Given exercise: Here are records with pictures in them. Copy all of them exactly and leave the pictures out.

Data shown:

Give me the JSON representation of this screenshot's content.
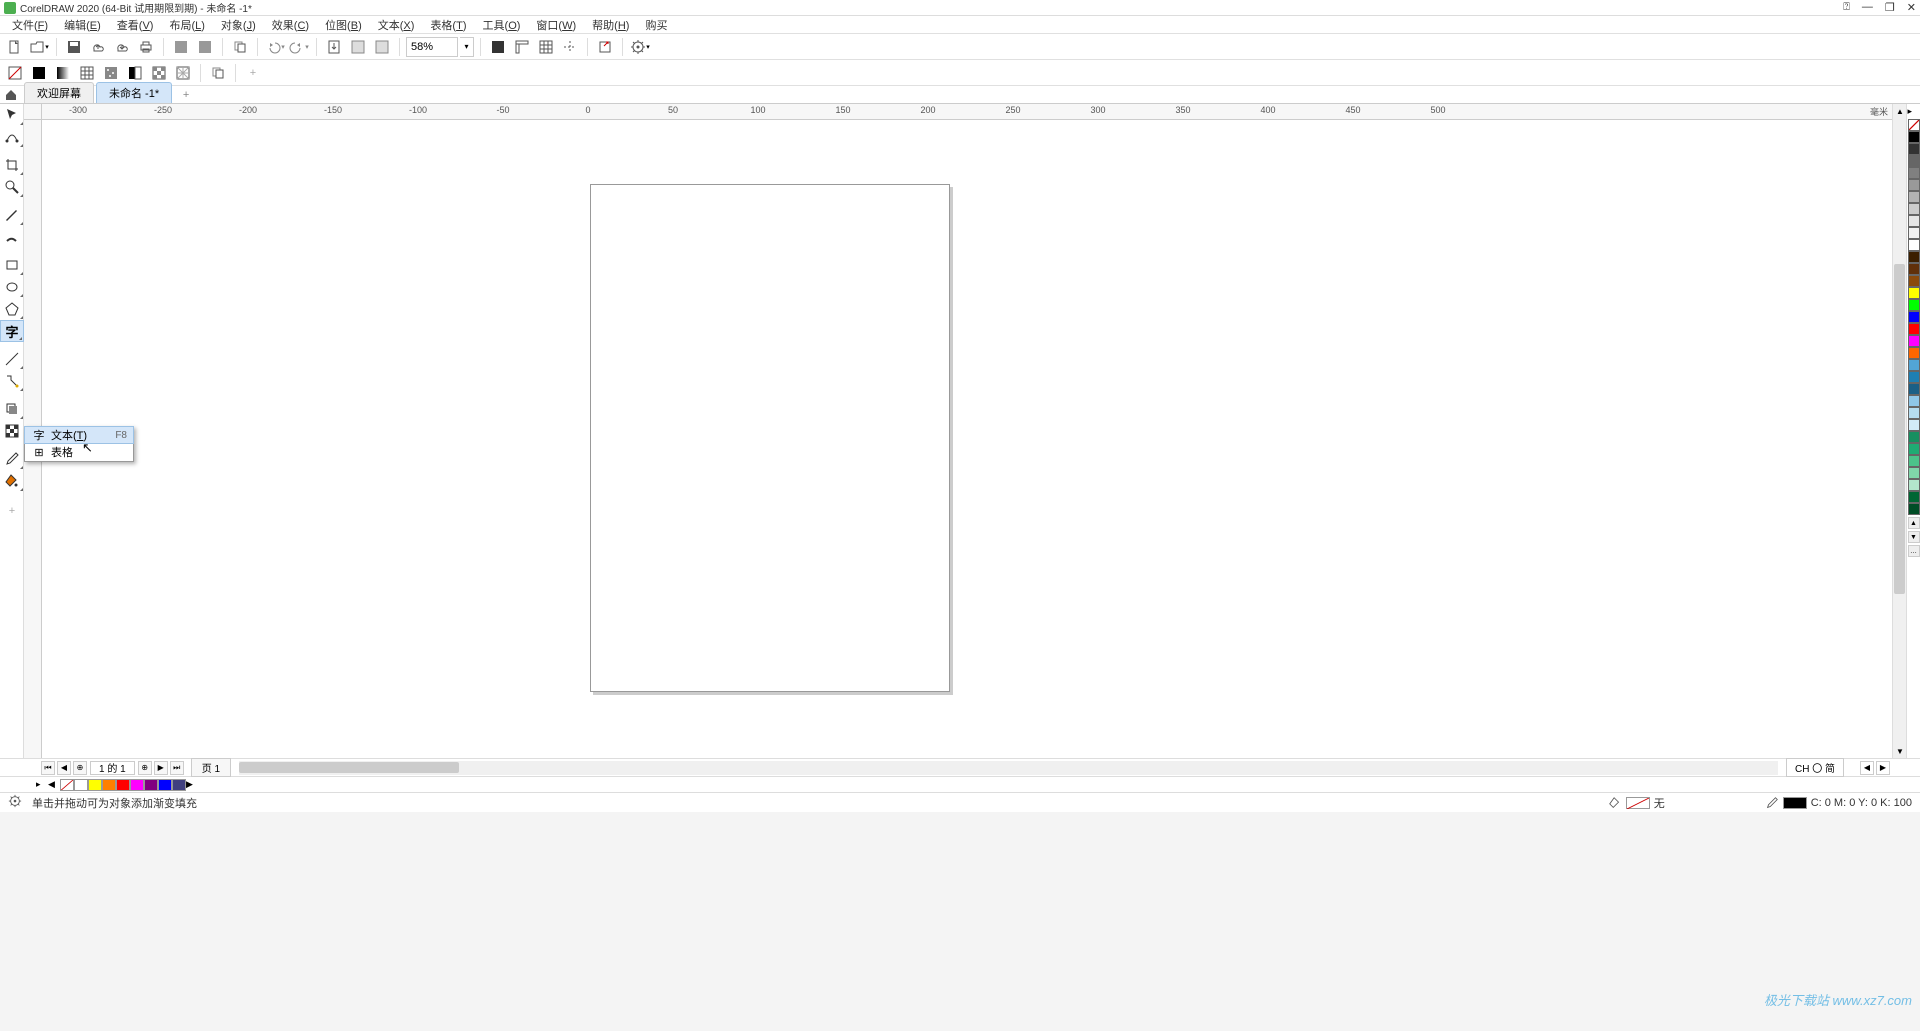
{
  "titlebar": {
    "title": "CorelDRAW 2020 (64-Bit 试用期限到期) - 未命名 -1*"
  },
  "menubar": {
    "items": [
      {
        "label": "文件",
        "accel": "F"
      },
      {
        "label": "编辑",
        "accel": "E"
      },
      {
        "label": "查看",
        "accel": "V"
      },
      {
        "label": "布局",
        "accel": "L"
      },
      {
        "label": "对象",
        "accel": "J"
      },
      {
        "label": "效果",
        "accel": "C"
      },
      {
        "label": "位图",
        "accel": "B"
      },
      {
        "label": "文本",
        "accel": "X"
      },
      {
        "label": "表格",
        "accel": "T"
      },
      {
        "label": "工具",
        "accel": "O"
      },
      {
        "label": "窗口",
        "accel": "W"
      },
      {
        "label": "帮助",
        "accel": "H"
      },
      {
        "label": "购买",
        "accel": ""
      }
    ]
  },
  "toolbar": {
    "zoom": "58%"
  },
  "doc_tabs": {
    "welcome": "欢迎屏幕",
    "active": "未命名 -1*"
  },
  "ruler": {
    "unit": "毫米",
    "h_ticks": [
      -300,
      -250,
      -200,
      -150,
      -100,
      -50,
      0,
      50,
      100,
      150,
      200,
      250,
      300,
      350,
      400,
      450,
      500
    ],
    "h_positions": [
      36,
      121,
      206,
      291,
      376,
      461,
      546,
      631,
      716,
      801,
      886,
      971,
      1056,
      1141,
      1226,
      1311,
      1396
    ]
  },
  "flyout": {
    "items": [
      {
        "label": "文本",
        "accel": "T",
        "shortcut": "F8",
        "glyph": "字"
      },
      {
        "label": "表格",
        "accel": "",
        "shortcut": "",
        "glyph": "⊞"
      }
    ]
  },
  "page_nav": {
    "current": "1 的 1",
    "page_tab": "页 1"
  },
  "ime": "CH 〇 简",
  "status": {
    "hint": "单击并拖动可为对象添加渐变填充",
    "fill_none": "无",
    "coords": "C:  0 M:  0 Y:  0 K: 100"
  },
  "palette": {
    "colors": [
      "#000000",
      "#333333",
      "#666666",
      "#808080",
      "#999999",
      "#b3b3b3",
      "#cccccc",
      "#e6e6e6",
      "#f2f2f2",
      "#ffffff",
      "#3b1f00",
      "#60300a",
      "#8a4a0c",
      "#ffff00",
      "#00ff00",
      "#0000ff",
      "#ff0000",
      "#ff00ff",
      "#ff6600",
      "#52a5d6",
      "#1f7fb2",
      "#1b5f86",
      "#8fc7e8",
      "#b5ddf0",
      "#d2ebf7",
      "#178f60",
      "#1fab73",
      "#4cc38a",
      "#80d6aa",
      "#b3e6cc",
      "#006633",
      "#004d26"
    ]
  },
  "doc_palette": {
    "colors": [
      "#ffffff",
      "#ffff00",
      "#ff8000",
      "#ff0000",
      "#ff00ff",
      "#800080",
      "#0000ff",
      "#404080"
    ]
  },
  "watermark": "极光下载站  www.xz7.com"
}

Answer in full:
Give me the JSON representation of this screenshot's content.
{
  "titlebar": {
    "title": "CorelDRAW 2020 (64-Bit 试用期限到期) - 未命名 -1*"
  },
  "menubar": {
    "items": [
      {
        "label": "文件",
        "accel": "F"
      },
      {
        "label": "编辑",
        "accel": "E"
      },
      {
        "label": "查看",
        "accel": "V"
      },
      {
        "label": "布局",
        "accel": "L"
      },
      {
        "label": "对象",
        "accel": "J"
      },
      {
        "label": "效果",
        "accel": "C"
      },
      {
        "label": "位图",
        "accel": "B"
      },
      {
        "label": "文本",
        "accel": "X"
      },
      {
        "label": "表格",
        "accel": "T"
      },
      {
        "label": "工具",
        "accel": "O"
      },
      {
        "label": "窗口",
        "accel": "W"
      },
      {
        "label": "帮助",
        "accel": "H"
      },
      {
        "label": "购买",
        "accel": ""
      }
    ]
  },
  "toolbar": {
    "zoom": "58%"
  },
  "doc_tabs": {
    "welcome": "欢迎屏幕",
    "active": "未命名 -1*"
  },
  "ruler": {
    "unit": "毫米",
    "h_ticks": [
      -300,
      -250,
      -200,
      -150,
      -100,
      -50,
      0,
      50,
      100,
      150,
      200,
      250,
      300,
      350,
      400,
      450,
      500
    ],
    "h_positions": [
      36,
      121,
      206,
      291,
      376,
      461,
      546,
      631,
      716,
      801,
      886,
      971,
      1056,
      1141,
      1226,
      1311,
      1396
    ]
  },
  "flyout": {
    "items": [
      {
        "label": "文本",
        "accel": "T",
        "shortcut": "F8",
        "glyph": "字"
      },
      {
        "label": "表格",
        "accel": "",
        "shortcut": "",
        "glyph": "⊞"
      }
    ]
  },
  "page_nav": {
    "current": "1 的 1",
    "page_tab": "页 1"
  },
  "ime": "CH 〇 简",
  "status": {
    "hint": "单击并拖动可为对象添加渐变填充",
    "fill_none": "无",
    "coords": "C:  0 M:  0 Y:  0 K: 100"
  },
  "palette": {
    "colors": [
      "#000000",
      "#333333",
      "#666666",
      "#808080",
      "#999999",
      "#b3b3b3",
      "#cccccc",
      "#e6e6e6",
      "#f2f2f2",
      "#ffffff",
      "#3b1f00",
      "#60300a",
      "#8a4a0c",
      "#ffff00",
      "#00ff00",
      "#0000ff",
      "#ff0000",
      "#ff00ff",
      "#ff6600",
      "#52a5d6",
      "#1f7fb2",
      "#1b5f86",
      "#8fc7e8",
      "#b5ddf0",
      "#d2ebf7",
      "#178f60",
      "#1fab73",
      "#4cc38a",
      "#80d6aa",
      "#b3e6cc",
      "#006633",
      "#004d26"
    ]
  },
  "doc_palette": {
    "colors": [
      "#ffffff",
      "#ffff00",
      "#ff8000",
      "#ff0000",
      "#ff00ff",
      "#800080",
      "#0000ff",
      "#404080"
    ]
  },
  "watermark": "极光下载站  www.xz7.com"
}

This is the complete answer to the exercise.